Entries with figure data:
──────────────────────────────

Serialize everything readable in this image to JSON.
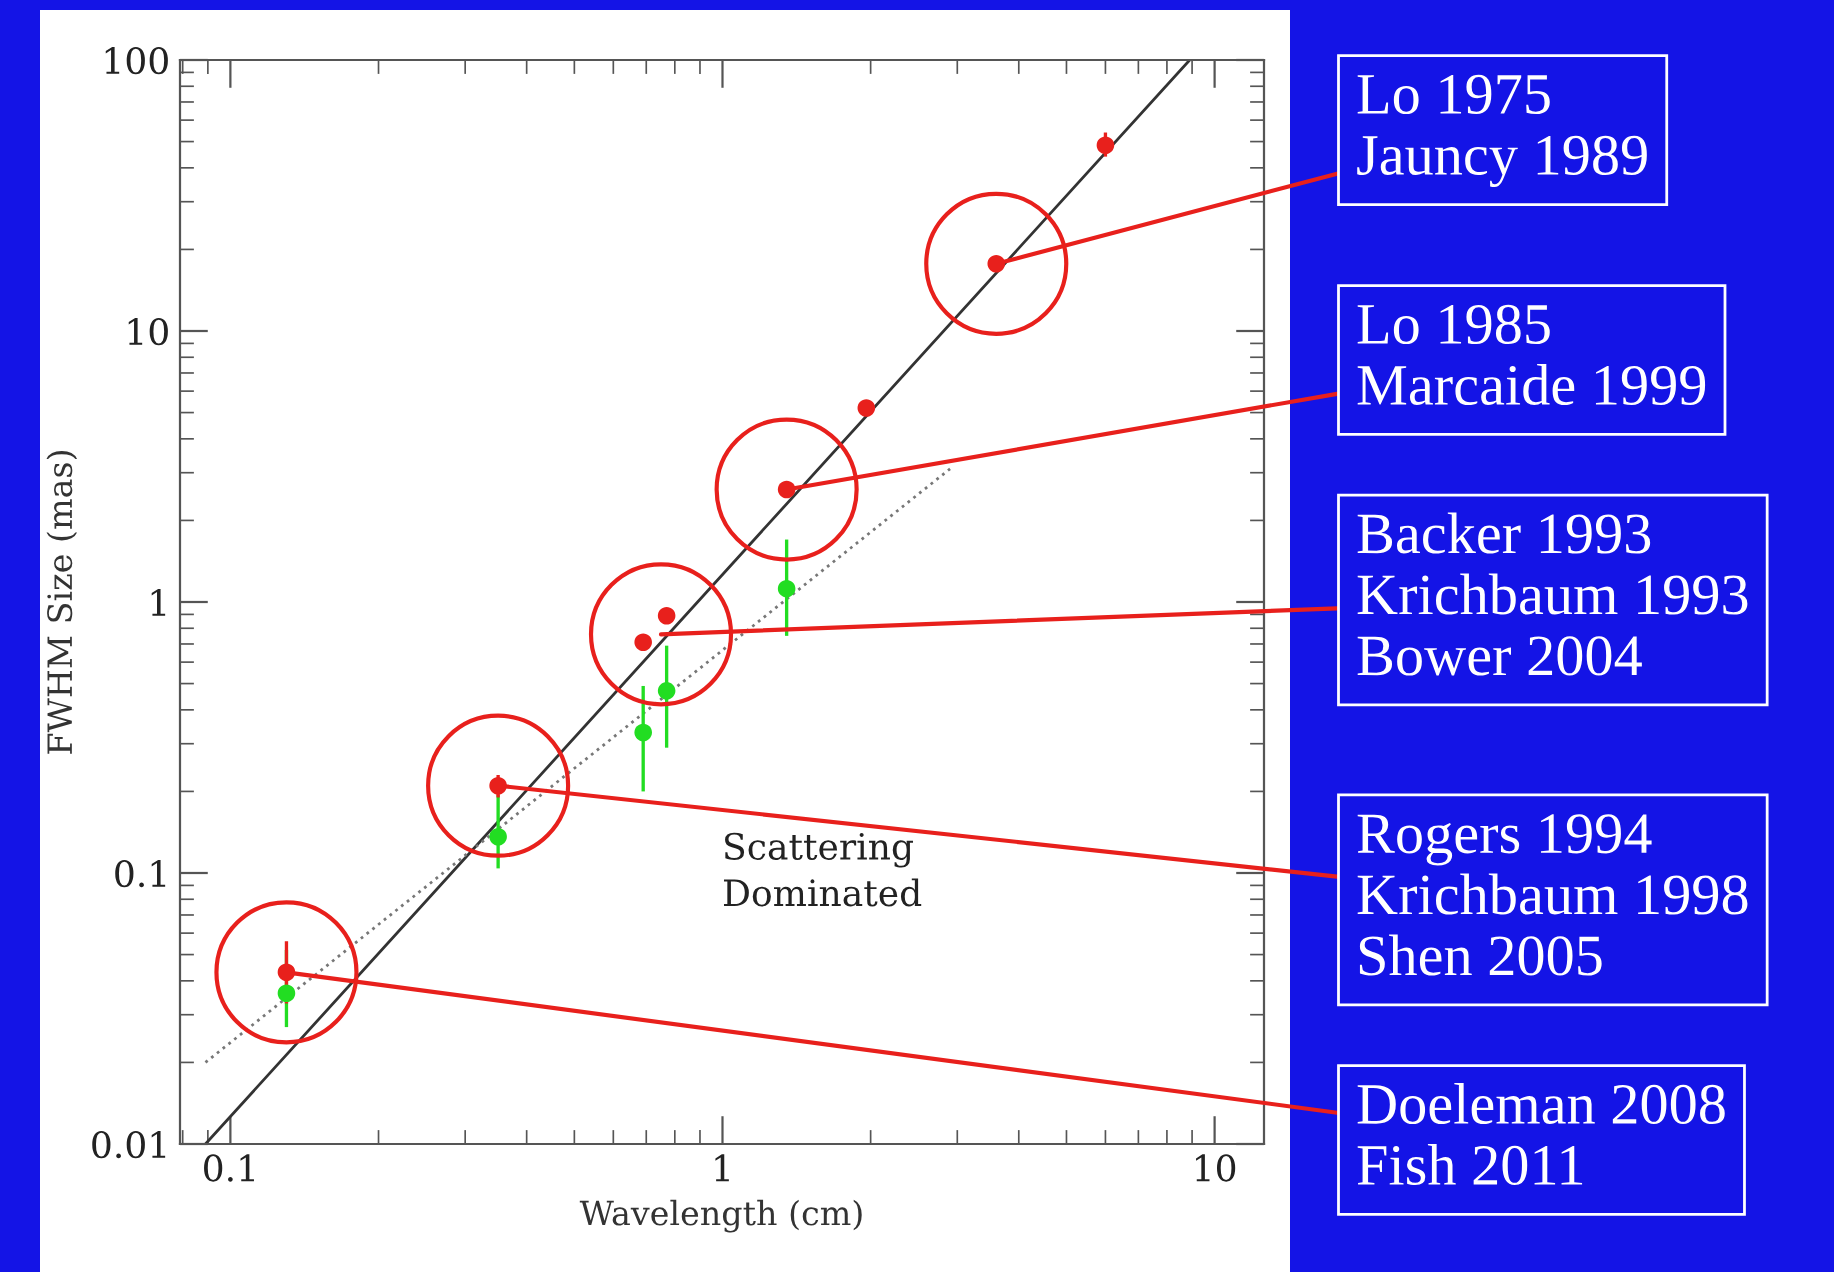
{
  "chart_data": {
    "type": "scatter",
    "xlabel": "Wavelength (cm)",
    "ylabel": "FWHM Size (mas)",
    "log": "xy",
    "xlim": [
      0.079,
      12.6
    ],
    "ylim": [
      0.01,
      100
    ],
    "xticks": [
      {
        "value": 0.1,
        "label": "0.1"
      },
      1,
      10
    ],
    "yticks": [
      {
        "value": 0.01,
        "label": "0.01"
      },
      {
        "value": 0.1,
        "label": "0.1"
      },
      1,
      10,
      100
    ],
    "grid": false,
    "legend": false,
    "series": [
      {
        "type": "line",
        "color": "#333333",
        "line_style": "solid",
        "marker": "none",
        "x": [
          0.089,
          8.9
        ],
        "values": [
          0.01,
          100
        ]
      },
      {
        "type": "line",
        "color": "#777777",
        "line_style": "dotted",
        "marker": "none",
        "x": [
          0.089,
          2.9
        ],
        "values": [
          0.02,
          3.1
        ]
      },
      {
        "color": "#22dd22",
        "marker": "circle",
        "x": [
          0.13,
          0.35,
          0.69,
          0.77,
          1.35
        ],
        "values": [
          0.036,
          0.136,
          0.33,
          0.47,
          1.12
        ],
        "errors": [
          [
            0.027,
            0.052
          ],
          [
            0.104,
            0.195
          ],
          [
            0.2,
            0.49
          ],
          [
            0.29,
            0.69
          ],
          [
            0.75,
            1.7
          ]
        ]
      },
      {
        "color": "#e8201c",
        "marker": "circle",
        "x": [
          0.13,
          0.35,
          0.69,
          0.77,
          1.35,
          1.96,
          3.6,
          6.0
        ],
        "values": [
          0.043,
          0.21,
          0.71,
          0.89,
          2.6,
          5.2,
          17.7,
          48.5
        ],
        "errors": [
          [
            0.033,
            0.056
          ],
          [
            0.19,
            0.23
          ],
          null,
          null,
          null,
          null,
          null,
          [
            44,
            54
          ]
        ]
      }
    ],
    "annotations": [
      {
        "text": "Lo 1975\nJauncy 1989",
        "x": 3.6,
        "y": 17.7
      },
      {
        "text": "Lo 1985\nMarcaide 1999",
        "x": 1.35,
        "y": 2.6
      },
      {
        "text": "Backer 1993\nKrichbaum 1993\nBower 2004",
        "x": 0.75,
        "y": 0.76
      },
      {
        "text": "Rogers 1994\nKrichbaum 1998\nShen 2005",
        "x": 0.35,
        "y": 0.21
      },
      {
        "text": "Doeleman 2008\nFish 2011",
        "x": 0.13,
        "y": 0.043
      },
      "Scattering\nDominated"
    ]
  }
}
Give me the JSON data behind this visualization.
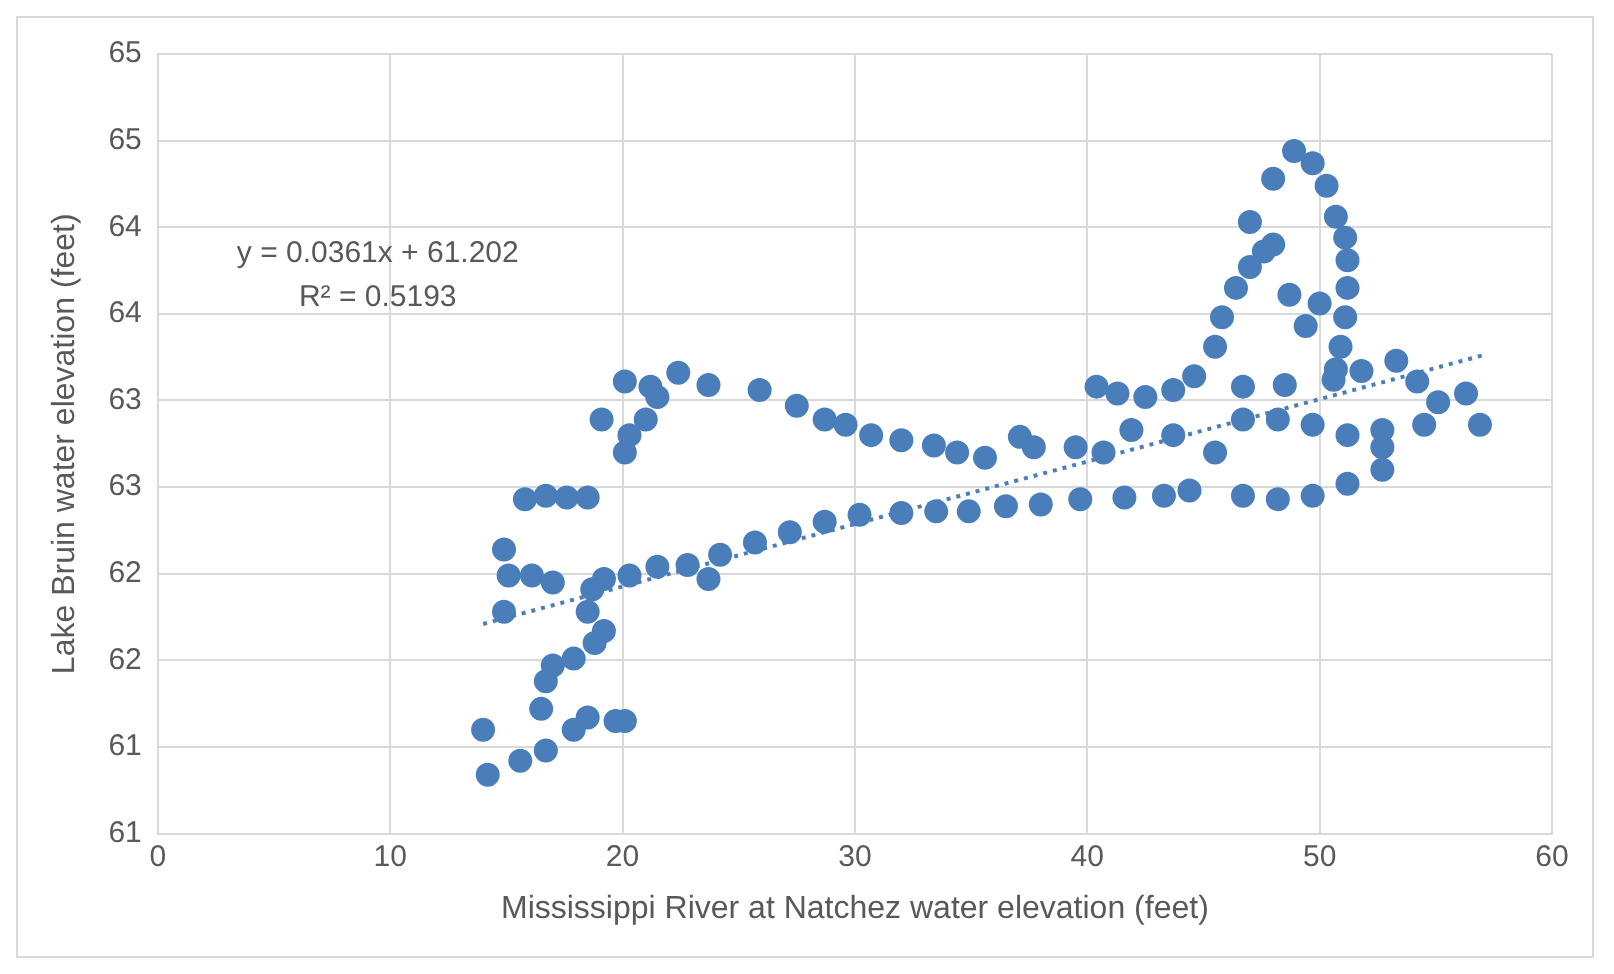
{
  "chart_data": {
    "type": "scatter",
    "xlabel": "Mississippi River at Natchez water elevation (feet)",
    "ylabel": "Lake Bruin water elevation (feet)",
    "annotations": [
      "y = 0.0361x + 61.202",
      "R² = 0.5193"
    ],
    "xlim": [
      0,
      60
    ],
    "xticks": [
      0,
      10,
      20,
      30,
      40,
      50,
      60
    ],
    "ylim": [
      60.5,
      65
    ],
    "yticks": [
      {
        "value": 60.5,
        "label": "61"
      },
      {
        "value": 61,
        "label": "61"
      },
      {
        "value": 61.5,
        "label": "62"
      },
      {
        "value": 62,
        "label": "62"
      },
      {
        "value": 62.5,
        "label": "63"
      },
      {
        "value": 63,
        "label": "63"
      },
      {
        "value": 63.5,
        "label": "64"
      },
      {
        "value": 64,
        "label": "64"
      },
      {
        "value": 64.5,
        "label": "65"
      },
      {
        "value": 65,
        "label": "65"
      }
    ],
    "grid": true,
    "legend": false,
    "marker": "circle",
    "series": [
      {
        "type": "scatter",
        "color": "#4a7ebb",
        "x": [
          14.0,
          14.2,
          15.6,
          16.7,
          17.9,
          18.5,
          19.7,
          20.1,
          16.5,
          16.7,
          17.0,
          17.9,
          18.8,
          19.2,
          18.5,
          18.7,
          19.2,
          20.3,
          21.5,
          22.8,
          23.7,
          24.2,
          25.7,
          27.2,
          28.7,
          30.2,
          32.0,
          33.5,
          34.9,
          36.5,
          38.0,
          39.7,
          41.6,
          43.3,
          44.4,
          14.9,
          15.1,
          16.1,
          17.0,
          14.9,
          15.8,
          16.7,
          17.6,
          18.5,
          19.1,
          20.1,
          20.3,
          21.0,
          21.5,
          20.1,
          21.2,
          22.4,
          23.7,
          25.9,
          27.5,
          28.7,
          29.6,
          30.7,
          32.0,
          33.4,
          34.4,
          35.6,
          37.1,
          37.7,
          39.5,
          40.7,
          40.4,
          41.3,
          42.5,
          43.7,
          44.6,
          43.7,
          41.9,
          45.5,
          46.7,
          48.2,
          49.7,
          51.2,
          52.7,
          52.7,
          51.2,
          49.7,
          48.2,
          46.7,
          46.7,
          48.5,
          50.6,
          51.8,
          53.3,
          54.2,
          55.1,
          56.3,
          56.9,
          54.5,
          52.7,
          45.5,
          45.8,
          46.4,
          47.0,
          47.6,
          48.0,
          47.0,
          48.0,
          48.9,
          49.7,
          50.3,
          50.7,
          51.1,
          51.2,
          51.2,
          51.1,
          50.9,
          50.7,
          48.7,
          49.4,
          50.0
        ],
        "values": [
          61.1,
          60.84,
          60.92,
          60.98,
          61.1,
          61.17,
          61.15,
          61.15,
          61.22,
          61.38,
          61.47,
          61.51,
          61.6,
          61.67,
          61.78,
          61.91,
          61.97,
          61.99,
          62.04,
          62.05,
          61.97,
          62.11,
          62.18,
          62.24,
          62.3,
          62.34,
          62.35,
          62.36,
          62.36,
          62.39,
          62.4,
          62.43,
          62.44,
          62.45,
          62.48,
          62.14,
          61.99,
          61.99,
          61.95,
          61.78,
          62.43,
          62.45,
          62.44,
          62.44,
          62.89,
          62.7,
          62.8,
          62.89,
          63.02,
          63.11,
          63.08,
          63.16,
          63.09,
          63.06,
          62.97,
          62.89,
          62.86,
          62.8,
          62.77,
          62.74,
          62.7,
          62.67,
          62.79,
          62.73,
          62.73,
          62.7,
          63.08,
          63.04,
          63.02,
          63.06,
          63.14,
          62.8,
          62.83,
          62.7,
          62.45,
          62.43,
          62.45,
          62.52,
          62.6,
          62.73,
          62.8,
          62.86,
          62.89,
          62.89,
          63.08,
          63.09,
          63.12,
          63.17,
          63.23,
          63.11,
          62.99,
          63.04,
          62.86,
          62.86,
          62.83,
          63.31,
          63.48,
          63.65,
          63.77,
          63.86,
          63.9,
          64.03,
          64.28,
          64.44,
          64.37,
          64.24,
          64.06,
          63.94,
          63.81,
          63.65,
          63.48,
          63.31,
          63.18,
          63.61,
          63.43,
          63.56
        ]
      },
      {
        "type": "line",
        "color": "#4a7ebb",
        "line_style": "dotted",
        "marker": "none",
        "x": [
          14,
          57
        ],
        "values": [
          61.71,
          63.26
        ]
      }
    ]
  }
}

──────────────────────────────

Using the material above, gather every line that includes "this".

Serialize everything readable in this image to JSON.
Give me the JSON data behind this visualization.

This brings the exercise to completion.